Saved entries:
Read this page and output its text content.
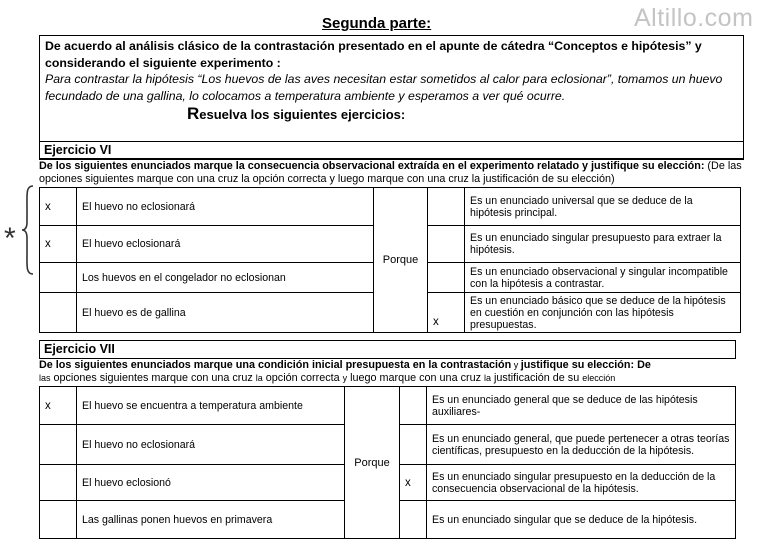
Segunda parte:	Altillo.com
*
De acuerdo al análisis clásico de la contrastación presentado en el apunte de cátedra “Conceptos e hipótesis” y considerando el siguiente experimento :
Para contrastar la hipótesis “Los huevos de las aves necesitan estar sometidos al calor para eclosionar”, tomamos un huevo fecundado de una gallina, lo colocamos a temperatura ambiente y esperamos a ver qué ocurre.
Resuelva los siguientes ejercicios:
Ejercicio VI
De los siguientes enunciados marque la consecuencia observacional extraída en el experimento relatado y justifique su elección: (De las opciones siguientes marque con una cruz la opción correcta y luego marque con una cruz la justificación de su elección)
x	El huevo no eclosionará	Porque		Es un enunciado universal que se deduce de la hipótesis principal.
x	El huevo eclosionará			Es un enunciado singular presupuesto para extraer la hipótesis.
	Los huevos en el congelador no eclosionan			Es un enunciado observacional y singular incompatible con la hipótesis a contrastar.
	El huevo es de gallina		x	Es un enunciado básico que se deduce de la hipótesis en cuestión en conjunción con las hipótesis presupuestas.
Ejercicio VII
De los siguientes enunciados marque una condición inicial presupuesta en la contrastación y justifique su elección: De
las opciones siguientes marque con una cruz la opción correcta y luego marque con una cruz la justificación de su elección
x	El huevo se encuentra a temperatura ambiente	Porque		Es un enunciado general que se deduce de las hipótesis auxiliares-
	El huevo no eclosionará			Es un enunciado general, que puede pertenecer a otras teorías científicas, presupuesto en la deducción de la hipótesis.
	El huevo eclosionó		x	Es un enunciado singular presupuesto en la deducción de la consecuencia observacional de la hipótesis.
	Las gallinas ponen huevos en primavera			Es un enunciado singular que se deduce de la hipótesis.
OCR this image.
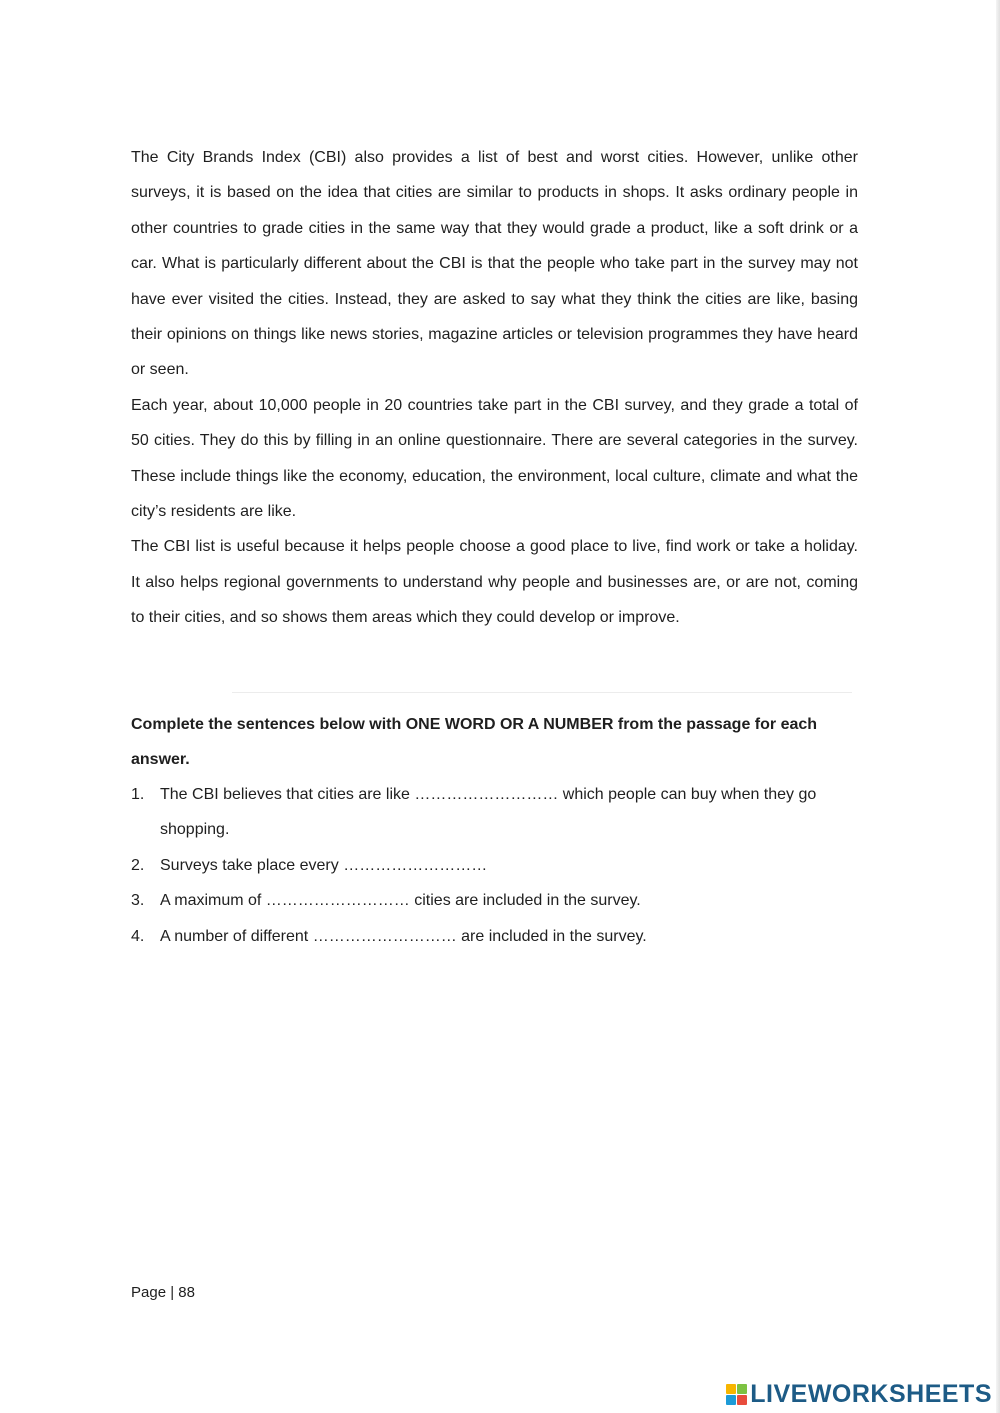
The City Brands Index (CBI) also provides a list of best and worst cities. However, unlike other surveys, it is based on the idea that cities are similar to products in shops. It asks ordinary people in other countries to grade cities in the same way that they would grade a product, like a soft drink or a car. What is particularly different about the CBI is that the people who take part in the survey may not have ever visited the cities. Instead, they are asked to say what they think the cities are like, basing their opinions on things like news stories, magazine articles or television programmes they have heard or seen.

Each year, about 10,000 people in 20 countries take part in the CBI survey, and they grade a total of 50 cities. They do this by filling in an online questionnaire. There are several categories in the survey. These include things like the economy, education, the environment, local culture, climate and what the city’s residents are like.

The CBI list is useful because it helps people choose a good place to live, find work or take a holiday. It also helps regional governments to understand why people and businesses are, or are not, coming to their cities, and so shows them areas which they could develop or improve.

Complete the sentences below with ONE WORD OR A NUMBER from the passage for each answer.
1. The CBI believes that cities are like ……………………… which people can buy when they go shopping.
2. Surveys take place every ………………………
3. A maximum of ……………………… cities are included in the survey.
4. A number of different ……………………… are included in the survey.
Page | 88
LIVEWORKSHEETS
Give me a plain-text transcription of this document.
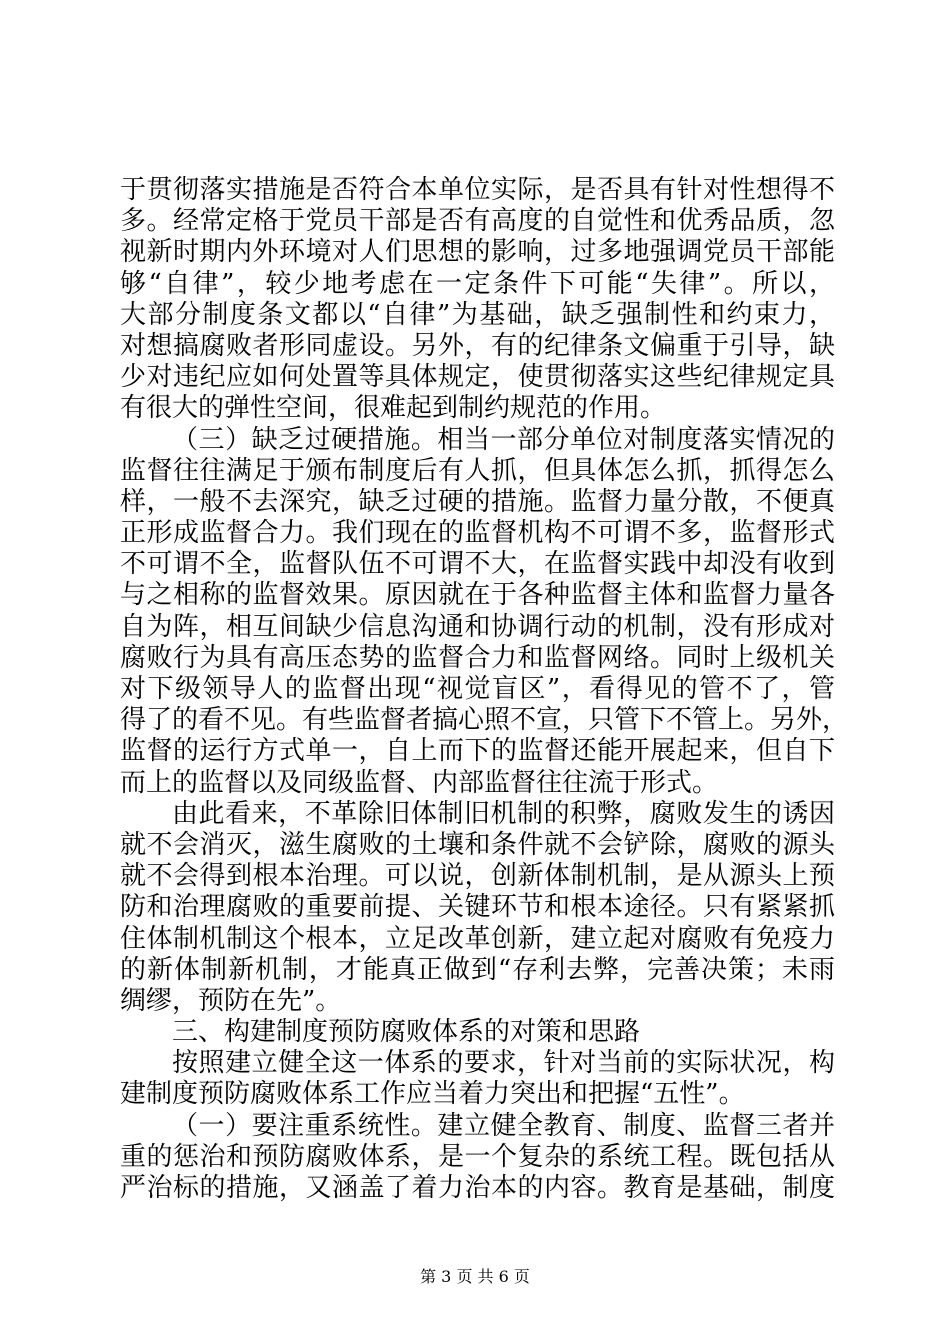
于贯彻落实措施是否符合本单位实际，是否具有针对性想得不
多。经常定格于党员干部是否有高度的自觉性和优秀品质，忽
视新时期内外环境对人们思想的影响，过多地强调党员干部能
够“自律”，较少地考虑在一定条件下可能“失律”。所以，
大部分制度条文都以“自律”为基础，缺乏强制性和约束力，
对想搞腐败者形同虚设。另外，有的纪律条文偏重于引导，缺
少对违纪应如何处置等具体规定，使贯彻落实这些纪律规定具
有很大的弹性空间，很难起到制约规范的作用。
（三）缺乏过硬措施。相当一部分单位对制度落实情况的
监督往往满足于颁布制度后有人抓，但具体怎么抓，抓得怎么
样，一般不去深究，缺乏过硬的措施。监督力量分散，不便真
正形成监督合力。我们现在的监督机构不可谓不多，监督形式
不可谓不全，监督队伍不可谓不大，在监督实践中却没有收到
与之相称的监督效果。原因就在于各种监督主体和监督力量各
自为阵，相互间缺少信息沟通和协调行动的机制，没有形成对
腐败行为具有高压态势的监督合力和监督网络。同时上级机关
对下级领导人的监督出现“视觉盲区”，看得见的管不了，管
得了的看不见。有些监督者搞心照不宣，只管下不管上。另外，
监督的运行方式单一，自上而下的监督还能开展起来，但自下
而上的监督以及同级监督、内部监督往往流于形式。
由此看来，不革除旧体制旧机制的积弊，腐败发生的诱因
就不会消灭，滋生腐败的土壤和条件就不会铲除，腐败的源头
就不会得到根本治理。可以说，创新体制机制，是从源头上预
防和治理腐败的重要前提、关键环节和根本途径。只有紧紧抓
住体制机制这个根本，立足改革创新，建立起对腐败有免疫力
的新体制新机制，才能真正做到“存利去弊，完善决策；未雨
绸缪，预防在先”。
三、构建制度预防腐败体系的对策和思路
按照建立健全这一体系的要求，针对当前的实际状况，构
建制度预防腐败体系工作应当着力突出和把握“五性”。
（一）要注重系统性。建立健全教育、制度、监督三者并
重的惩治和预防腐败体系，是一个复杂的系统工程。既包括从
严治标的措施，又涵盖了着力治本的内容。教育是基础，制度
第 3 页 共 6 页
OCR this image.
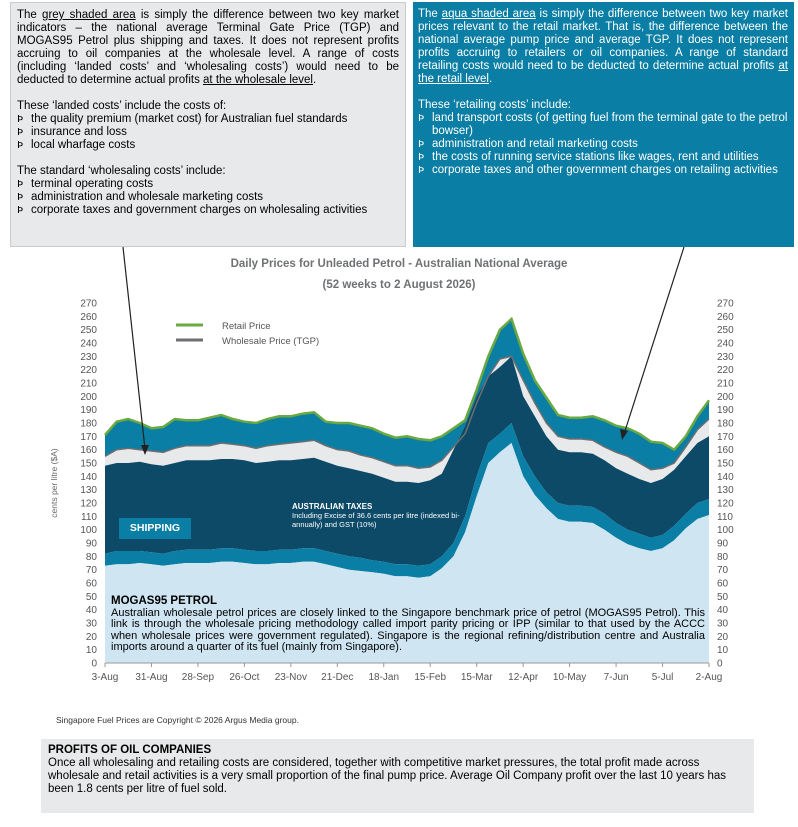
The grey shaded area is simply the difference between two key market indicators – the national average Terminal Gate Price (TGP) and MOGAS95 Petrol plus shipping and taxes. It does not represent profits accruing to oil companies at the wholesale level. A range of costs (including ‘landed costs’ and ‘wholesaling costs’) would need to be deducted to determine actual profits at the wholesale level.

These ‘landed costs’ include the costs of:

Þ the quality premium (market cost) for Australian fuel standards
Þ insurance and loss
Þ local wharfage costs

The standard ‘wholesaling costs’ include:

Þ terminal operating costs
Þ administration and wholesale marketing costs
Þ corporate taxes and government charges on wholesaling activities

The aqua shaded area is simply the difference between two key market prices relevant to the retail market. That is, the difference between the national average pump price and average TGP. It does not represent profits accruing to retailers or oil companies. A range of standard retailing costs would need to be deducted to determine actual profits at the retail level.

These ‘retailing costs’ include:

Þ land transport costs (of getting fuel from the terminal gate to the petrol bowser)
Þ administration and retail marketing costs
Þ the costs of running service stations like wages, rent and utilities
Þ corporate taxes and other government charges on retailing activities
Daily Prices for Unleaded Petrol - Australian National Average
(52 weeks to 2 August 2026)
0	0
10	10
20	20
30	30
40	40
50	50
60	60
70	70
80	80
90	90
100	100
110	110
120	120
130	130
140	140
150	150
160	160
170	170
180	180
190	190
200	200
210	210
220	220
230	230
240	240
250	250
260	260
270	270
3-Aug 31-Aug 28-Sep 26-Oct 23-Nov 21-Dec 18-Jan 15-Feb 15-Mar 12-Apr 10-May 7-Jun 5-Jul 2-Aug
cents per litre ($A)
Retail Price
Wholesale Price (TGP)
AUSTRALIAN TAXES
Including Excise of 36.6 cents per litre (indexed bi-annually) and GST (10%)
SHIPPING
MOGAS95 PETROL

Australian wholesale petrol prices are closely linked to the Singapore benchmark price of petrol (MOGAS95 Petrol). This link is through the wholesale pricing methodology called import parity pricing or IPP (similar to that used by the ACCC when wholesale prices were government regulated). Singapore is the regional refining/distribution centre and Australia imports around a quarter of its fuel (mainly from Singapore).

Singapore Fuel Prices are Copyright © 2026 Argus Media group.
PROFITS OF OIL COMPANIES
Once all wholesaling and retailing costs are considered, together with competitive market pressures, the total profit made across wholesale and retail activities is a very small proportion of the final pump price. Average Oil Company profit over the last 10 years has been 1.8 cents per litre of fuel sold.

> **Problem description**
Transcribe the full listing above exactly as it stands, minus the pictures.

> **Solution for this task**
Read this page and output its text content.
Segunda parte:	Altillo.com
*
De acuerdo al análisis clásico de la contrastación presentado en el apunte de cátedra “Conceptos e hipótesis” y considerando el siguiente experimento :
Para contrastar la hipótesis “Los huevos de las aves necesitan estar sometidos al calor para eclosionar”, tomamos un huevo fecundado de una gallina, lo colocamos a temperatura ambiente y esperamos a ver qué ocurre.
Resuelva los siguientes ejercicios:
Ejercicio VI
De los siguientes enunciados marque la consecuencia observacional extraída en el experimento relatado y justifique su elección: (De las opciones siguientes marque con una cruz la opción correcta y luego marque con una cruz la justificación de su elección)
x	El huevo no eclosionará	Porque		Es un enunciado universal que se deduce de la hipótesis principal.
x	El huevo eclosionará			Es un enunciado singular presupuesto para extraer la hipótesis.
	Los huevos en el congelador no eclosionan			Es un enunciado observacional y singular incompatible con la hipótesis a contrastar.
	El huevo es de gallina		x	Es un enunciado básico que se deduce de la hipótesis en cuestión en conjunción con las hipótesis presupuestas.
Ejercicio VII
De los siguientes enunciados marque una condición inicial presupuesta en la contrastación y justifique su elección: De
las opciones siguientes marque con una cruz la opción correcta y luego marque con una cruz la justificación de su elección
x	El huevo se encuentra a temperatura ambiente	Porque		Es un enunciado general que se deduce de las hipótesis auxiliares-
	El huevo no eclosionará			Es un enunciado general, que puede pertenecer a otras teorías científicas, presupuesto en la deducción de la hipótesis.
	El huevo eclosionó		x	Es un enunciado singular presupuesto en la deducción de la consecuencia observacional de la hipótesis.
	Las gallinas ponen huevos en primavera			Es un enunciado singular que se deduce de la hipótesis.
OCR this image.
The City Brands Index (CBI) also provides a list of best and worst cities. However, unlike other surveys, it is based on the idea that cities are similar to products in shops. It asks ordinary people in other countries to grade cities in the same way that they would grade a product, like a soft drink or a car. What is particularly different about the CBI is that the people who take part in the survey may not have ever visited the cities. Instead, they are asked to say what they think the cities are like, basing their opinions on things like news stories, magazine articles or television programmes they have heard or seen.

Each year, about 10,000 people in 20 countries take part in the CBI survey, and they grade a total of 50 cities. They do this by filling in an online questionnaire. There are several categories in the survey. These include things like the economy, education, the environment, local culture, climate and what the city’s residents are like.

The CBI list is useful because it helps people choose a good place to live, find work or take a holiday. It also helps regional governments to understand why people and businesses are, or are not, coming to their cities, and so shows them areas which they could develop or improve.

Complete the sentences below with ONE WORD OR A NUMBER from the passage for each answer.
1. The CBI believes that cities are like ……………………… which people can buy when they go shopping.
2. Surveys take place every ………………………
3. A maximum of ……………………… cities are included in the survey.
4. A number of different ……………………… are included in the survey.
Page | 88
LIVEWORKSHEETS
Give me a plain-text transcription of this document.
于贯彻落实措施是否符合本单位实际，是否具有针对性想得不
多。经常定格于党员干部是否有高度的自觉性和优秀品质，忽
视新时期内外环境对人们思想的影响，过多地强调党员干部能
够“自律”，较少地考虑在一定条件下可能“失律”。所以，
大部分制度条文都以“自律”为基础，缺乏强制性和约束力，
对想搞腐败者形同虚设。另外，有的纪律条文偏重于引导，缺
少对违纪应如何处置等具体规定，使贯彻落实这些纪律规定具
有很大的弹性空间，很难起到制约规范的作用。
（三）缺乏过硬措施。相当一部分单位对制度落实情况的
监督往往满足于颁布制度后有人抓，但具体怎么抓，抓得怎么
样，一般不去深究，缺乏过硬的措施。监督力量分散，不便真
正形成监督合力。我们现在的监督机构不可谓不多，监督形式
不可谓不全，监督队伍不可谓不大，在监督实践中却没有收到
与之相称的监督效果。原因就在于各种监督主体和监督力量各
自为阵，相互间缺少信息沟通和协调行动的机制，没有形成对
腐败行为具有高压态势的监督合力和监督网络。同时上级机关
对下级领导人的监督出现“视觉盲区”，看得见的管不了，管
得了的看不见。有些监督者搞心照不宣，只管下不管上。另外，
监督的运行方式单一，自上而下的监督还能开展起来，但自下
而上的监督以及同级监督、内部监督往往流于形式。
由此看来，不革除旧体制旧机制的积弊，腐败发生的诱因
就不会消灭，滋生腐败的土壤和条件就不会铲除，腐败的源头
就不会得到根本治理。可以说，创新体制机制，是从源头上预
防和治理腐败的重要前提、关键环节和根本途径。只有紧紧抓
住体制机制这个根本，立足改革创新，建立起对腐败有免疫力
的新体制新机制，才能真正做到“存利去弊，完善决策；未雨
绸缪，预防在先”。
三、构建制度预防腐败体系的对策和思路
按照建立健全这一体系的要求，针对当前的实际状况，构
建制度预防腐败体系工作应当着力突出和把握“五性”。
（一）要注重系统性。建立健全教育、制度、监督三者并
重的惩治和预防腐败体系，是一个复杂的系统工程。既包括从
严治标的措施，又涵盖了着力治本的内容。教育是基础，制度
第 3 页 共 6 页
OCR this image.
The grey shaded area is simply the difference between two key market indicators – the national average Terminal Gate Price (TGP) and MOGAS95 Petrol plus shipping and taxes. It does not represent profits accruing to oil companies at the wholesale level. A range of costs (including ‘landed costs’ and ‘wholesaling costs’) would need to be deducted to determine actual profits at the wholesale level.

These ‘landed costs’ include the costs of:

Þ the quality premium (market cost) for Australian fuel standards
Þ insurance and loss
Þ local wharfage costs

The standard ‘wholesaling costs’ include:

Þ terminal operating costs
Þ administration and wholesale marketing costs
Þ corporate taxes and government charges on wholesaling activities

The aqua shaded area is simply the difference between two key market prices relevant to the retail market. That is, the difference between the national average pump price and average TGP. It does not represent profits accruing to retailers or oil companies. A range of standard retailing costs would need to be deducted to determine actual profits at the retail level.

These ‘retailing costs’ include:

Þ land transport costs (of getting fuel from the terminal gate to the petrol bowser)
Þ administration and retail marketing costs
Þ the costs of running service stations like wages, rent and utilities
Þ corporate taxes and other government charges on retailing activities
Daily Prices for Unleaded Petrol - Australian National Average
(52 weeks to 2 August 2026)
0	0
10	10
20	20
30	30
40	40
50	50
60	60
70	70
80	80
90	90
100	100
110	110
120	120
130	130
140	140
150	150
160	160
170	170
180	180
190	190
200	200
210	210
220	220
230	230
240	240
250	250
260	260
270	270
3-Aug 31-Aug 28-Sep 26-Oct 23-Nov 21-Dec 18-Jan 15-Feb 15-Mar 12-Apr 10-May 7-Jun 5-Jul 2-Aug
cents per litre ($A)
Retail Price
Wholesale Price (TGP)
AUSTRALIAN TAXES
Including Excise of 36.6 cents per litre (indexed bi-annually) and GST (10%)
SHIPPING
MOGAS95 PETROL

Australian wholesale petrol prices are closely linked to the Singapore benchmark price of petrol (MOGAS95 Petrol). This link is through the wholesale pricing methodology called import parity pricing or IPP (similar to that used by the ACCC when wholesale prices were government regulated). Singapore is the regional refining/distribution centre and Australia imports around a quarter of its fuel (mainly from Singapore).

Singapore Fuel Prices are Copyright © 2026 Argus Media group.
PROFITS OF OIL COMPANIES
Once all wholesaling and retailing costs are considered, together with competitive market pressures, the total profit made across wholesale and retail activities is a very small proportion of the final pump price. Average Oil Company profit over the last 10 years has been 1.8 cents per litre of fuel sold.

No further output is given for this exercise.